- [RECORDS FOR THIS EXERCISE]:

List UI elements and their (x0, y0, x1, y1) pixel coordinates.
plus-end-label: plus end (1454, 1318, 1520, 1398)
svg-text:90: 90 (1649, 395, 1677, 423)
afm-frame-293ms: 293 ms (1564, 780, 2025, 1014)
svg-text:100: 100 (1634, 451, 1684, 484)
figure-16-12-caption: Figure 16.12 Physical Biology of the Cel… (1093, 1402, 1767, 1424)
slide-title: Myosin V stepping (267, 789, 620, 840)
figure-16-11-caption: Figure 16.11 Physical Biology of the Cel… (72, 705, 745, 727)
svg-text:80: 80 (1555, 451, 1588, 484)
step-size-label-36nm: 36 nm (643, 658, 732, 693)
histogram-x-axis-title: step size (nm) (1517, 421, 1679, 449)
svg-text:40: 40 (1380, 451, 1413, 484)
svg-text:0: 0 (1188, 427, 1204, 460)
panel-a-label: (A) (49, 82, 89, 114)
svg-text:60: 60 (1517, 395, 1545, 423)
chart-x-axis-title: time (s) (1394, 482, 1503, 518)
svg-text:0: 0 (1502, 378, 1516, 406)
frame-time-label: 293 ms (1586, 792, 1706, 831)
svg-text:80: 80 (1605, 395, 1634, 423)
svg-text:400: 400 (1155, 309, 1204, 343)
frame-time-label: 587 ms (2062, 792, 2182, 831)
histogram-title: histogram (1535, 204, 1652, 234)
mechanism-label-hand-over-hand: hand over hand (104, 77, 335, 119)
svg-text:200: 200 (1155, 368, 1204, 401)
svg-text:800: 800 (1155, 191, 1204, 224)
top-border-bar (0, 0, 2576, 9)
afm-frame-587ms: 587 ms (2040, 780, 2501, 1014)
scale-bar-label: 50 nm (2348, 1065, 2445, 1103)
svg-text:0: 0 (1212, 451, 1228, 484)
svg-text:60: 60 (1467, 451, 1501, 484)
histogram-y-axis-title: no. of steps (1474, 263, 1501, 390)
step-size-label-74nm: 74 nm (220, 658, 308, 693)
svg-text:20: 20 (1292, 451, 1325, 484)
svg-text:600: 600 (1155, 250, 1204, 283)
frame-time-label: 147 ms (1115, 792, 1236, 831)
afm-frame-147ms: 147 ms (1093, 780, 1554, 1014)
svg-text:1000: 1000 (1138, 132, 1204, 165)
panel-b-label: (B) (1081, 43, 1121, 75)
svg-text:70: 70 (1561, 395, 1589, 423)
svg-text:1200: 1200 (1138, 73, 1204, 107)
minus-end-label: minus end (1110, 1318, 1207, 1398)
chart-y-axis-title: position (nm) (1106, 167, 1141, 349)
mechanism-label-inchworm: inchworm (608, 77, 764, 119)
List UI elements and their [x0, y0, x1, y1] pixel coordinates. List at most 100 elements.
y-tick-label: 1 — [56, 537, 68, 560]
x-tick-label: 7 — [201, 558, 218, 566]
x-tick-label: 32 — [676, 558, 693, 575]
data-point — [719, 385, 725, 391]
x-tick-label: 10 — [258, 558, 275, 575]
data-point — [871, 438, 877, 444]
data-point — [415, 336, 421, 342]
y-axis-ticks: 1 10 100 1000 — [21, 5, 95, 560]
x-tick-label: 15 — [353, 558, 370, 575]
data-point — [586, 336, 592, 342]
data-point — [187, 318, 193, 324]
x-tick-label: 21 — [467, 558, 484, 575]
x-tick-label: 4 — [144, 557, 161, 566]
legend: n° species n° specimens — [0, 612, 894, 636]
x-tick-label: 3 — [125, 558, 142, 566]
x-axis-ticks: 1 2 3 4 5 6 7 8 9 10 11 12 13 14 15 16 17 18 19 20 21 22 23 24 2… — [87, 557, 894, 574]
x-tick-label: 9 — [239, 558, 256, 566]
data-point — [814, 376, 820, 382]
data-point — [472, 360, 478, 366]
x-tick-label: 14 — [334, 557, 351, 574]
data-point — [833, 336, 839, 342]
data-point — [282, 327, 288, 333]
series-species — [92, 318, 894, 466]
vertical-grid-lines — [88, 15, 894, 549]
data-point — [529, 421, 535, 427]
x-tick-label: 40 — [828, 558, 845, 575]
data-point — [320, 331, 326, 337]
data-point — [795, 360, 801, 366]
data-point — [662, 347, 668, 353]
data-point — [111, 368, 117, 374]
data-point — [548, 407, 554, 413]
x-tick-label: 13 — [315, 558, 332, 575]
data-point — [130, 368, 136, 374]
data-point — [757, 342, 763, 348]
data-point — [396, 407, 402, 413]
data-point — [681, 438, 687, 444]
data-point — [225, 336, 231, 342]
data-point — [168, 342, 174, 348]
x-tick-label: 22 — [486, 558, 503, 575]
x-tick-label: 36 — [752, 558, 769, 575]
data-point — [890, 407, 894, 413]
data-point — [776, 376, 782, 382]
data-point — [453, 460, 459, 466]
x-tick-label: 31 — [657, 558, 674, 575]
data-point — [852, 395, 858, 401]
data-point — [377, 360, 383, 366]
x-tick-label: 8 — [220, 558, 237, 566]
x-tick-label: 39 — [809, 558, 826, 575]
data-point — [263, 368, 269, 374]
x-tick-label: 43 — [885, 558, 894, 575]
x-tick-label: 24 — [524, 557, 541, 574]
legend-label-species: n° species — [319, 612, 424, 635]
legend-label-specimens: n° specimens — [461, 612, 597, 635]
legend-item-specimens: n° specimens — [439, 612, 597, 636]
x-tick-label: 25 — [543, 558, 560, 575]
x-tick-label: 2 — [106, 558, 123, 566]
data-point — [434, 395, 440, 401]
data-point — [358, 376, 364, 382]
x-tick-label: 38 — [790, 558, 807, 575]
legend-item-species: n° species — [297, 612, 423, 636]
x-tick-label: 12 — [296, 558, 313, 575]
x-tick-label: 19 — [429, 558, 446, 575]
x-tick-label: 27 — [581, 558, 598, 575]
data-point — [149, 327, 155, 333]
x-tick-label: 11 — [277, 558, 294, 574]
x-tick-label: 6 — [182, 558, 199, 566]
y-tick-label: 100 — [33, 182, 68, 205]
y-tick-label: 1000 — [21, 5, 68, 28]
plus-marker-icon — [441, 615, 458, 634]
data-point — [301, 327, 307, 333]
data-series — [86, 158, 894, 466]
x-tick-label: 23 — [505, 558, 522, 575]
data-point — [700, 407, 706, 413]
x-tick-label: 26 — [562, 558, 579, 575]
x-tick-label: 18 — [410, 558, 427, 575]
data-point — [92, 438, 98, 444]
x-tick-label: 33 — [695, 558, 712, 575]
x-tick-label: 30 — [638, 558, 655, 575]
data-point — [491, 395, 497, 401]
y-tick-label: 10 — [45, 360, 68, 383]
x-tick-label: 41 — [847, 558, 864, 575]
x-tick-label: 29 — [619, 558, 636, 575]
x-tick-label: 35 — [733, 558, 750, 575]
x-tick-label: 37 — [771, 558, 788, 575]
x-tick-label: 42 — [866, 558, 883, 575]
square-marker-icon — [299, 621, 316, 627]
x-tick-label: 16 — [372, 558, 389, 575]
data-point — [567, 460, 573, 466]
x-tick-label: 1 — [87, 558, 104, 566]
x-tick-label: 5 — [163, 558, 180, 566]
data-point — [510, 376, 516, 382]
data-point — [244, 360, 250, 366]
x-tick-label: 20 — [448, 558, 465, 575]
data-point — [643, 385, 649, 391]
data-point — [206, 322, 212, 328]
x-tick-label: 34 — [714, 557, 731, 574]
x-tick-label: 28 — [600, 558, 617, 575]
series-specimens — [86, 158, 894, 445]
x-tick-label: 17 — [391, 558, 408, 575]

- [REQUIREMENT]: Arrange everything from the start of the listing down through the line containing "svg-text:100: 100 (1634, 451, 1684, 484)" as a Markdown table with the columns Row and Line. Put a row number in the first column and the line in the second, and leave out blank lines.

- [THE RESPONSE]:
| Row | Line |
|---|---|
| 1 | List UI elements and their (x0, y0, x1, y1) pixel coordinates. |
| 2 | plus-end-label: plus end (1454, 1318, 1520, 1398) |
| 3 | svg-text:90: 90 (1649, 395, 1677, 423) |
| 4 | afm-frame-293ms: 293 ms (1564, 780, 2025, 1014) |
| 5 | svg-text:100: 100 (1634, 451, 1684, 484) |